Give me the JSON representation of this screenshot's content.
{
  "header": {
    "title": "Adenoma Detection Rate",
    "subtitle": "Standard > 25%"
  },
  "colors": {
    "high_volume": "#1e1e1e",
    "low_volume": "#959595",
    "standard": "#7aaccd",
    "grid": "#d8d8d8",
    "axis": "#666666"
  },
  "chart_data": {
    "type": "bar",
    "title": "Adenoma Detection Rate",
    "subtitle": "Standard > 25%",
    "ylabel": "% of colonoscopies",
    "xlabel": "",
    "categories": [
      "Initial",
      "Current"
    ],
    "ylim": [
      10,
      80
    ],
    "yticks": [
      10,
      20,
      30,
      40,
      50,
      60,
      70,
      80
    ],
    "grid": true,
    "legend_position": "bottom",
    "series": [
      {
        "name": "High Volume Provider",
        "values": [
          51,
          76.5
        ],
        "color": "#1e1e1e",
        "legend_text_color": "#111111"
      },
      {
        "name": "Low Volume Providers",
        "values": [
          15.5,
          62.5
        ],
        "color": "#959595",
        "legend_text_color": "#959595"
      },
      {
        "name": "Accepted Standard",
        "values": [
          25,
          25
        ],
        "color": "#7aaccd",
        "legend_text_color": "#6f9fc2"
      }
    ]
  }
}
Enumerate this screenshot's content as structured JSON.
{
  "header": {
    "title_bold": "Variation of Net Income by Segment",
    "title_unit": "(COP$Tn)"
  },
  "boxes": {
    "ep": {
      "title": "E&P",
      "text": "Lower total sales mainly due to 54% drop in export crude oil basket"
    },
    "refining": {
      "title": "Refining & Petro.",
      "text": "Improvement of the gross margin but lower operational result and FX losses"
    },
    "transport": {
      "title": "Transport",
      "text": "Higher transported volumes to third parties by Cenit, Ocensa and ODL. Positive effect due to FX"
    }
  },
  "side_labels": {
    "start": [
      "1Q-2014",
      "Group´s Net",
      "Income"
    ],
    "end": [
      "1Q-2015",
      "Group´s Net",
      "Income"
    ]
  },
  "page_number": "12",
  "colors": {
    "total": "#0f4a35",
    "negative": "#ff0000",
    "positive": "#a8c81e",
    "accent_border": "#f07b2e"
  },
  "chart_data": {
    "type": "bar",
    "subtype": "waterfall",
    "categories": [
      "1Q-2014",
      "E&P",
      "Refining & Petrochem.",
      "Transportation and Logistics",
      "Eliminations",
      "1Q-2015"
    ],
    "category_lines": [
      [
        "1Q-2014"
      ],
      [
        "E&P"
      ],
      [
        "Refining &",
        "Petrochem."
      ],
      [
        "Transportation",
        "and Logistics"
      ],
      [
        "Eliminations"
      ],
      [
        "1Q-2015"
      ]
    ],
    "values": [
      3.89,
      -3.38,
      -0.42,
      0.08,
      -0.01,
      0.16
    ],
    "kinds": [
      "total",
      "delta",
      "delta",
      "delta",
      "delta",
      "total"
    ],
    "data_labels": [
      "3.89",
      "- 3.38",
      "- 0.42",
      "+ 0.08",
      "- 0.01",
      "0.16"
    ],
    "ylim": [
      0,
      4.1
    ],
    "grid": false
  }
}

────────

Your goal |
Please repeat the material above, word for word and in full.

Output of the exercise |
Give me the JSON representation of this screenshot's content.
{
  "header": {
    "title": "Adenoma Detection Rate",
    "subtitle": "Standard > 25%"
  },
  "colors": {
    "high_volume": "#1e1e1e",
    "low_volume": "#959595",
    "standard": "#7aaccd",
    "grid": "#d8d8d8",
    "axis": "#666666"
  },
  "chart_data": {
    "type": "bar",
    "title": "Adenoma Detection Rate",
    "subtitle": "Standard > 25%",
    "ylabel": "% of colonoscopies",
    "xlabel": "",
    "categories": [
      "Initial",
      "Current"
    ],
    "ylim": [
      10,
      80
    ],
    "yticks": [
      10,
      20,
      30,
      40,
      50,
      60,
      70,
      80
    ],
    "grid": true,
    "legend_position": "bottom",
    "series": [
      {
        "name": "High Volume Provider",
        "values": [
          51,
          76.5
        ],
        "color": "#1e1e1e",
        "legend_text_color": "#111111"
      },
      {
        "name": "Low Volume Providers",
        "values": [
          15.5,
          62.5
        ],
        "color": "#959595",
        "legend_text_color": "#959595"
      },
      {
        "name": "Accepted Standard",
        "values": [
          25,
          25
        ],
        "color": "#7aaccd",
        "legend_text_color": "#6f9fc2"
      }
    ]
  }
}
Enumerate this screenshot's content as structured JSON.
{
  "header": {
    "title_bold": "Variation of Net Income by Segment",
    "title_unit": "(COP$Tn)"
  },
  "boxes": {
    "ep": {
      "title": "E&P",
      "text": "Lower total sales mainly due to 54% drop in export crude oil basket"
    },
    "refining": {
      "title": "Refining & Petro.",
      "text": "Improvement of the gross margin but lower operational result and FX losses"
    },
    "transport": {
      "title": "Transport",
      "text": "Higher transported volumes to third parties by Cenit, Ocensa and ODL. Positive effect due to FX"
    }
  },
  "side_labels": {
    "start": [
      "1Q-2014",
      "Group´s Net",
      "Income"
    ],
    "end": [
      "1Q-2015",
      "Group´s Net",
      "Income"
    ]
  },
  "page_number": "12",
  "colors": {
    "total": "#0f4a35",
    "negative": "#ff0000",
    "positive": "#a8c81e",
    "accent_border": "#f07b2e"
  },
  "chart_data": {
    "type": "bar",
    "subtype": "waterfall",
    "categories": [
      "1Q-2014",
      "E&P",
      "Refining & Petrochem.",
      "Transportation and Logistics",
      "Eliminations",
      "1Q-2015"
    ],
    "category_lines": [
      [
        "1Q-2014"
      ],
      [
        "E&P"
      ],
      [
        "Refining &",
        "Petrochem."
      ],
      [
        "Transportation",
        "and Logistics"
      ],
      [
        "Eliminations"
      ],
      [
        "1Q-2015"
      ]
    ],
    "values": [
      3.89,
      -3.38,
      -0.42,
      0.08,
      -0.01,
      0.16
    ],
    "kinds": [
      "total",
      "delta",
      "delta",
      "delta",
      "delta",
      "total"
    ],
    "data_labels": [
      "3.89",
      "- 3.38",
      "- 0.42",
      "+ 0.08",
      "- 0.01",
      "0.16"
    ],
    "ylim": [
      0,
      4.1
    ],
    "grid": false
  }
}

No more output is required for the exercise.